### WHAT YOU WILL DO
Gather all lines in the data that hold the string "color".

Figure content listings:
↓↓↓

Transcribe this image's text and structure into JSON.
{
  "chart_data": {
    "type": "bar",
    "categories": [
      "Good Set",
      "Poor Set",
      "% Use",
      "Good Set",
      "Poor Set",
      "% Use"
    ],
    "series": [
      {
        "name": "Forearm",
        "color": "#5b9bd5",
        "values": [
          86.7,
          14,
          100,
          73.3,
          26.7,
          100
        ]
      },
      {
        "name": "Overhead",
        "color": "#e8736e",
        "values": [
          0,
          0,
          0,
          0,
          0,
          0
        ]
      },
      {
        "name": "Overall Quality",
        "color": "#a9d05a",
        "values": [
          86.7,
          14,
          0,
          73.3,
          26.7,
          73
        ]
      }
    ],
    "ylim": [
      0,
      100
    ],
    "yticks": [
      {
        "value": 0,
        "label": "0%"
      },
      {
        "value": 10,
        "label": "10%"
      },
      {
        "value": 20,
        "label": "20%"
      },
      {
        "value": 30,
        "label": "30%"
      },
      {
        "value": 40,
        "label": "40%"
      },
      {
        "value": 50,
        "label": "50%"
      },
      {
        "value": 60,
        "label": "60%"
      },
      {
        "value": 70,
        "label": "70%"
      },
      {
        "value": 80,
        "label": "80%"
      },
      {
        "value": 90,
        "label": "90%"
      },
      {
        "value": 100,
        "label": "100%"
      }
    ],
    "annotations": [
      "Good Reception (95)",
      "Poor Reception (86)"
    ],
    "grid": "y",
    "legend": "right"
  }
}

↑↑↑

### ANSWER
        "color": "#5b9bd5",
        "color": "#e8736e",
        "color": "#a9d05a",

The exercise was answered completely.